Part of a data file
------------------------------
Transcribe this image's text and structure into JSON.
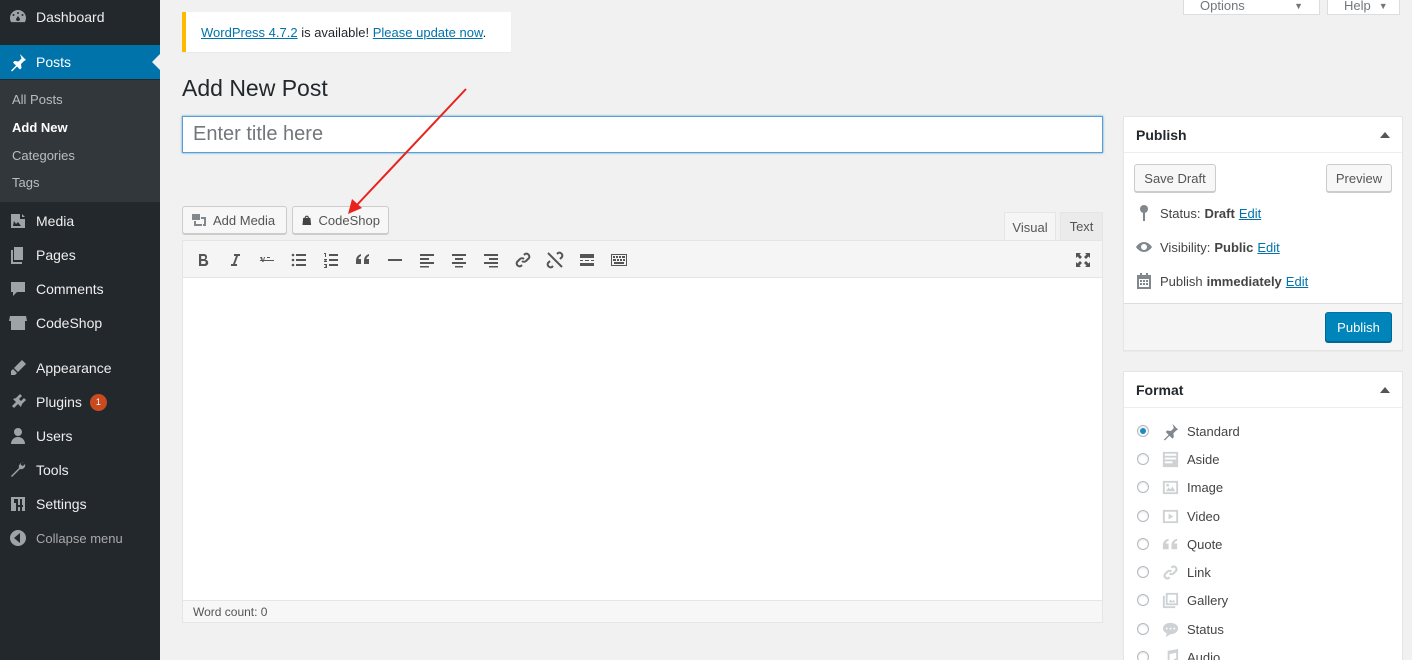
{
  "sidebar": {
    "items": [
      {
        "label": "Dashboard",
        "icon": "dashboard-icon"
      },
      {
        "label": "Posts",
        "icon": "pin-icon"
      },
      {
        "label": "Media",
        "icon": "media-icon"
      },
      {
        "label": "Pages",
        "icon": "pages-icon"
      },
      {
        "label": "Comments",
        "icon": "comments-icon"
      },
      {
        "label": "CodeShop",
        "icon": "shop-icon"
      },
      {
        "label": "Appearance",
        "icon": "brush-icon"
      },
      {
        "label": "Plugins",
        "icon": "plugin-icon",
        "badge": "1"
      },
      {
        "label": "Users",
        "icon": "users-icon"
      },
      {
        "label": "Tools",
        "icon": "wrench-icon"
      },
      {
        "label": "Settings",
        "icon": "settings-icon"
      }
    ],
    "submenu": [
      "All Posts",
      "Add New",
      "Categories",
      "Tags"
    ],
    "collapse_label": "Collapse menu"
  },
  "top": {
    "screen_options": "Screen Options",
    "help": "Help"
  },
  "notice": {
    "version_link": "WordPress 4.7.2",
    "middle_text": " is available! ",
    "update_link": "Please update now",
    "end": "."
  },
  "page": {
    "title": "Add New Post",
    "title_placeholder": "Enter title here"
  },
  "editor": {
    "add_media": "Add Media",
    "codeshop": "CodeShop",
    "tab_visual": "Visual",
    "tab_text": "Text",
    "word_count": "Word count: 0",
    "toolbar": [
      "bold-icon",
      "italic-icon",
      "strikethrough-icon",
      "bullet-list-icon",
      "numbered-list-icon",
      "blockquote-icon",
      "horizontal-line-icon",
      "align-left-icon",
      "align-center-icon",
      "align-right-icon",
      "link-icon",
      "unlink-icon",
      "read-more-icon",
      "toolbar-toggle-icon",
      "fullscreen-icon"
    ]
  },
  "publish": {
    "title": "Publish",
    "save_draft": "Save Draft",
    "preview": "Preview",
    "status_label": "Status:",
    "status_value": "Draft",
    "visibility_label": "Visibility:",
    "visibility_value": "Public",
    "publish_label": "Publish",
    "publish_value": "immediately",
    "edit": "Edit",
    "publish_button": "Publish"
  },
  "format": {
    "title": "Format",
    "selected": "Standard",
    "options": [
      "Standard",
      "Aside",
      "Image",
      "Video",
      "Quote",
      "Link",
      "Gallery",
      "Status",
      "Audio"
    ]
  },
  "colors": {
    "sidebar_bg": "#23282d",
    "accent": "#0073aa",
    "notice_border": "#ffb900",
    "arrow": "#e8221d"
  }
}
------------------------------
Reproduce the material above in full and without alteration, but skip all pictures.

▸ **COMPLETE OUTPUT**
Transcribe this image's text and structure into JSON.
{
  "sidebar": {
    "items": [
      {
        "label": "Dashboard",
        "icon": "dashboard-icon"
      },
      {
        "label": "Posts",
        "icon": "pin-icon"
      },
      {
        "label": "Media",
        "icon": "media-icon"
      },
      {
        "label": "Pages",
        "icon": "pages-icon"
      },
      {
        "label": "Comments",
        "icon": "comments-icon"
      },
      {
        "label": "CodeShop",
        "icon": "shop-icon"
      },
      {
        "label": "Appearance",
        "icon": "brush-icon"
      },
      {
        "label": "Plugins",
        "icon": "plugin-icon",
        "badge": "1"
      },
      {
        "label": "Users",
        "icon": "users-icon"
      },
      {
        "label": "Tools",
        "icon": "wrench-icon"
      },
      {
        "label": "Settings",
        "icon": "settings-icon"
      }
    ],
    "submenu": [
      "All Posts",
      "Add New",
      "Categories",
      "Tags"
    ],
    "collapse_label": "Collapse menu"
  },
  "top": {
    "screen_options": "Screen Options",
    "help": "Help"
  },
  "notice": {
    "version_link": "WordPress 4.7.2",
    "middle_text": " is available! ",
    "update_link": "Please update now",
    "end": "."
  },
  "page": {
    "title": "Add New Post",
    "title_placeholder": "Enter title here"
  },
  "editor": {
    "add_media": "Add Media",
    "codeshop": "CodeShop",
    "tab_visual": "Visual",
    "tab_text": "Text",
    "word_count": "Word count: 0",
    "toolbar": [
      "bold-icon",
      "italic-icon",
      "strikethrough-icon",
      "bullet-list-icon",
      "numbered-list-icon",
      "blockquote-icon",
      "horizontal-line-icon",
      "align-left-icon",
      "align-center-icon",
      "align-right-icon",
      "link-icon",
      "unlink-icon",
      "read-more-icon",
      "toolbar-toggle-icon",
      "fullscreen-icon"
    ]
  },
  "publish": {
    "title": "Publish",
    "save_draft": "Save Draft",
    "preview": "Preview",
    "status_label": "Status:",
    "status_value": "Draft",
    "visibility_label": "Visibility:",
    "visibility_value": "Public",
    "publish_label": "Publish",
    "publish_value": "immediately",
    "edit": "Edit",
    "publish_button": "Publish"
  },
  "format": {
    "title": "Format",
    "selected": "Standard",
    "options": [
      "Standard",
      "Aside",
      "Image",
      "Video",
      "Quote",
      "Link",
      "Gallery",
      "Status",
      "Audio"
    ]
  },
  "colors": {
    "sidebar_bg": "#23282d",
    "accent": "#0073aa",
    "notice_border": "#ffb900",
    "arrow": "#e8221d"
  }
}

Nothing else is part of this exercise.